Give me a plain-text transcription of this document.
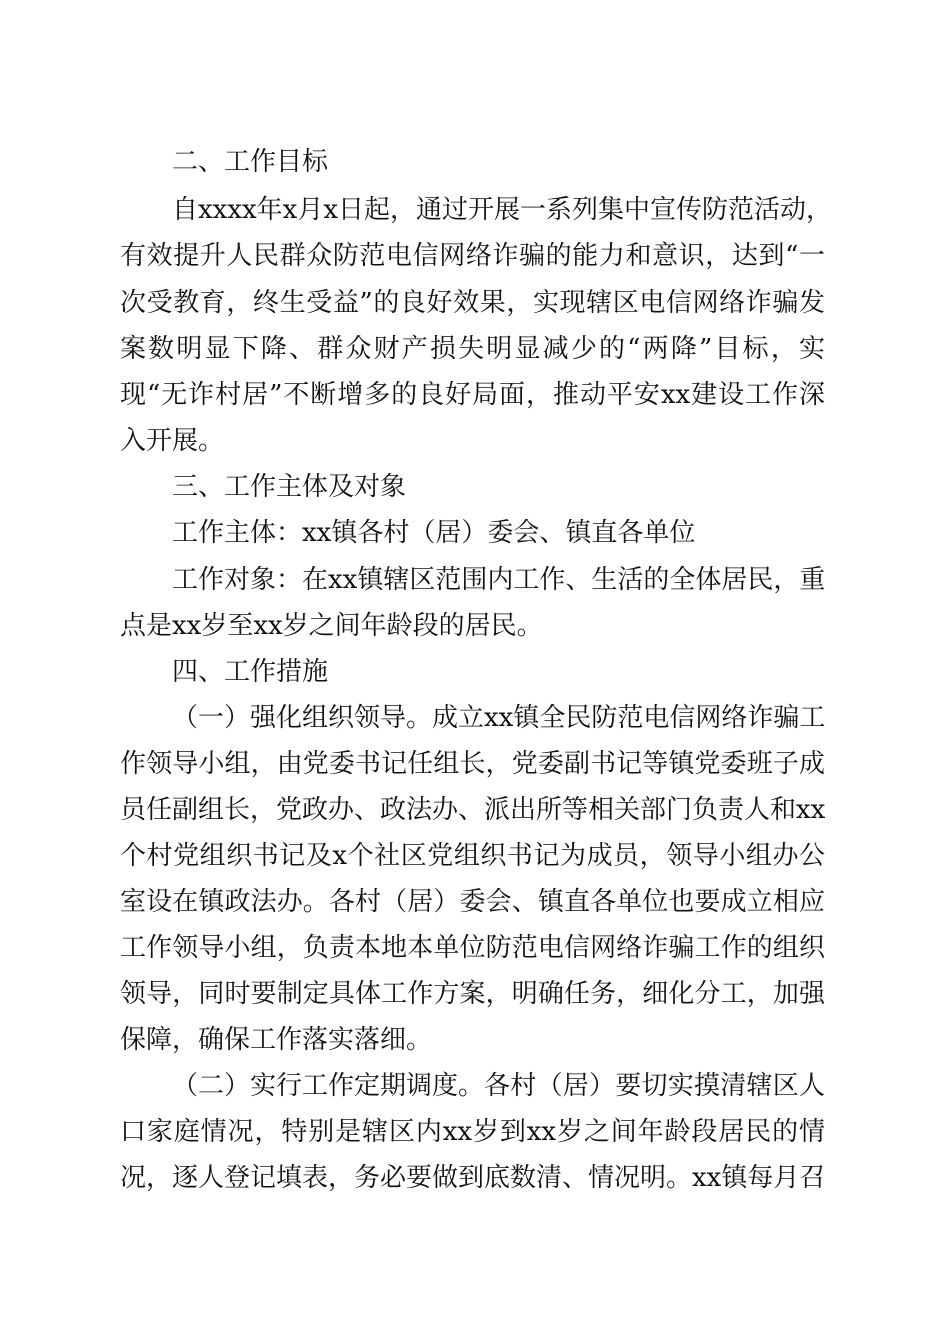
二、工作目标
自xxxx年x月x日起，通过开展一系列集中宣传防范活动，
有效提升人民群众防范电信网络诈骗的能力和意识，达到“一
次受教育，终生受益”的良好效果，实现辖区电信网络诈骗发
案数明显下降、群众财产损失明显减少的“两降”目标，实
现“无诈村居”不断增多的良好局面，推动平安xx建设工作深
入开展。
三、工作主体及对象
工作主体：xx镇各村（居）委会、镇直各单位
工作对象：在xx镇辖区范围内工作、生活的全体居民，重
点是xx岁至xx岁之间年龄段的居民。
四、工作措施
（一）强化组织领导。 成立xx镇全民防范电信网络诈骗工
作领导小组，由党委书记任组长，党委副书记等镇党委班子成
员任副组长，党政办、政法办、派出所等相关部门负责人和xx
个村党组织书记及x个社区党组织书记为成员，领导小组办公
室设在镇政法办。各村（居）委会、镇直各单位也要成立相应
工作领导小组，负责本地本单位防范电信网络诈骗工作的组织
领导，同时要制定具体工作方案，明确任务，细化分工，加强
保障，确保工作落实落细。
（二）实行工作定期调度。 各村（居）要切实摸清辖区人
口家庭情况，特别是辖区内xx岁到xx岁之间年龄段居民的情
况，逐人登记填表，务必要做到底数清、情况明。xx镇每月召
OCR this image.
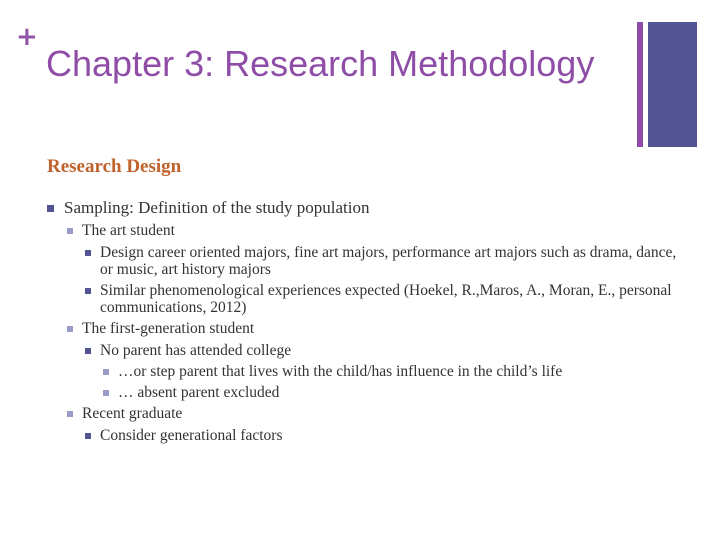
+
Chapter 3: Research Methodology
Research Design
Sampling: Definition of the study population
The art student
Design career oriented majors, fine art majors, performance art majors such as drama, dance, or music, art history majors
Similar phenomenological experiences expected (Hoekel, R.,Maros, A., Moran, E., personal communications, 2012)
The first-generation student
No parent has attended college
…or step parent that lives with the child/has influence in the child’s life
… absent parent excluded
Recent graduate
Consider generational factors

▶ [Task instructions]:
Write out the listing above again, exactly, but with no pictures in the copy.

▶ [Response to the task]:
Give me a plain-text transcription of this document.
二、工作目标
自xxxx年x月x日起，通过开展一系列集中宣传防范活动，
有效提升人民群众防范电信网络诈骗的能力和意识，达到“一
次受教育，终生受益”的良好效果，实现辖区电信网络诈骗发
案数明显下降、群众财产损失明显减少的“两降”目标，实
现“无诈村居”不断增多的良好局面，推动平安xx建设工作深
入开展。
三、工作主体及对象
工作主体：xx镇各村（居）委会、镇直各单位
工作对象：在xx镇辖区范围内工作、生活的全体居民，重
点是xx岁至xx岁之间年龄段的居民。
四、工作措施
（一）强化组织领导。 成立xx镇全民防范电信网络诈骗工
作领导小组，由党委书记任组长，党委副书记等镇党委班子成
员任副组长，党政办、政法办、派出所等相关部门负责人和xx
个村党组织书记及x个社区党组织书记为成员，领导小组办公
室设在镇政法办。各村（居）委会、镇直各单位也要成立相应
工作领导小组，负责本地本单位防范电信网络诈骗工作的组织
领导，同时要制定具体工作方案，明确任务，细化分工，加强
保障，确保工作落实落细。
（二）实行工作定期调度。 各村（居）要切实摸清辖区人
口家庭情况，特别是辖区内xx岁到xx岁之间年龄段居民的情
况，逐人登记填表，务必要做到底数清、情况明。xx镇每月召
OCR this image.
+
Chapter 3: Research Methodology
Research Design
Sampling: Definition of the study population
The art student
Design career oriented majors, fine art majors, performance art majors such as drama, dance, or music, art history majors
Similar phenomenological experiences expected (Hoekel, R.,Maros, A., Moran, E., personal communications, 2012)
The first-generation student
No parent has attended college
…or step parent that lives with the child/has influence in the child’s life
… absent parent excluded
Recent graduate
Consider generational factors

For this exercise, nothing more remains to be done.